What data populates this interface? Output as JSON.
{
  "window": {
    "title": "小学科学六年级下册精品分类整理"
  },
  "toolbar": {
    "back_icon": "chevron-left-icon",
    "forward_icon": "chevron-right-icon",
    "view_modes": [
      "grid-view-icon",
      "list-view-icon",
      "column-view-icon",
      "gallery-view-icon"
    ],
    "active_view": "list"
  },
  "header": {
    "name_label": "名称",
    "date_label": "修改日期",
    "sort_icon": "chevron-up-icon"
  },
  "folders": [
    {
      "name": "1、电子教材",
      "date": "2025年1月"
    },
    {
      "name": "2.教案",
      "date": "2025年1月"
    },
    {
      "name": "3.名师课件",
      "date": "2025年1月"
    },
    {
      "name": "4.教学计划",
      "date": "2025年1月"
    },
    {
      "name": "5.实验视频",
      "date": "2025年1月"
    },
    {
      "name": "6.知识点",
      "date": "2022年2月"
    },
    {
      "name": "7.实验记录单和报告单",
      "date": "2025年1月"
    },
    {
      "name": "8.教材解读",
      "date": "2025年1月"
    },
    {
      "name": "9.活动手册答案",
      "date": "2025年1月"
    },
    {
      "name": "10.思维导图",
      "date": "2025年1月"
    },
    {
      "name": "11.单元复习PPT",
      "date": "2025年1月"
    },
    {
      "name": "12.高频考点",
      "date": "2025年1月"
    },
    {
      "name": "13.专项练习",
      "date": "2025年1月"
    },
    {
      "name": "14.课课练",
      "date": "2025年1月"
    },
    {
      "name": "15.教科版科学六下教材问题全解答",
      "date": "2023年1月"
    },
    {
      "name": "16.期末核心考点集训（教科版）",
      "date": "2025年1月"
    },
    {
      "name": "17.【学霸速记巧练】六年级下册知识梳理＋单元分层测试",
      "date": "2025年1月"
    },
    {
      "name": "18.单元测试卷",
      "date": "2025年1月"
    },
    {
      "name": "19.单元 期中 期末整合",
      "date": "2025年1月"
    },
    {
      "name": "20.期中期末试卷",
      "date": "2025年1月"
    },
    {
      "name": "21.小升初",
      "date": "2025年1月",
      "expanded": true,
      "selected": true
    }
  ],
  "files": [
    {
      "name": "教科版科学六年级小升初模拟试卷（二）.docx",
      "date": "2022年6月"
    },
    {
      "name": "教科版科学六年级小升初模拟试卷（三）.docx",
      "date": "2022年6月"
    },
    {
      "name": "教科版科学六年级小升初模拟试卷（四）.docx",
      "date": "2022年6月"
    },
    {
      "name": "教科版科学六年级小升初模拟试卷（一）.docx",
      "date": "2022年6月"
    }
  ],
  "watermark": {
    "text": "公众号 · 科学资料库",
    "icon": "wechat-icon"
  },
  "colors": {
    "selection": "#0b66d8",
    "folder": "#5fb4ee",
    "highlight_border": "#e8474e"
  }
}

===

What you need to do
A number is the only answer here: how many lines of the material above contain "教科版科学六年级小升初模拟试卷"?

Task output
4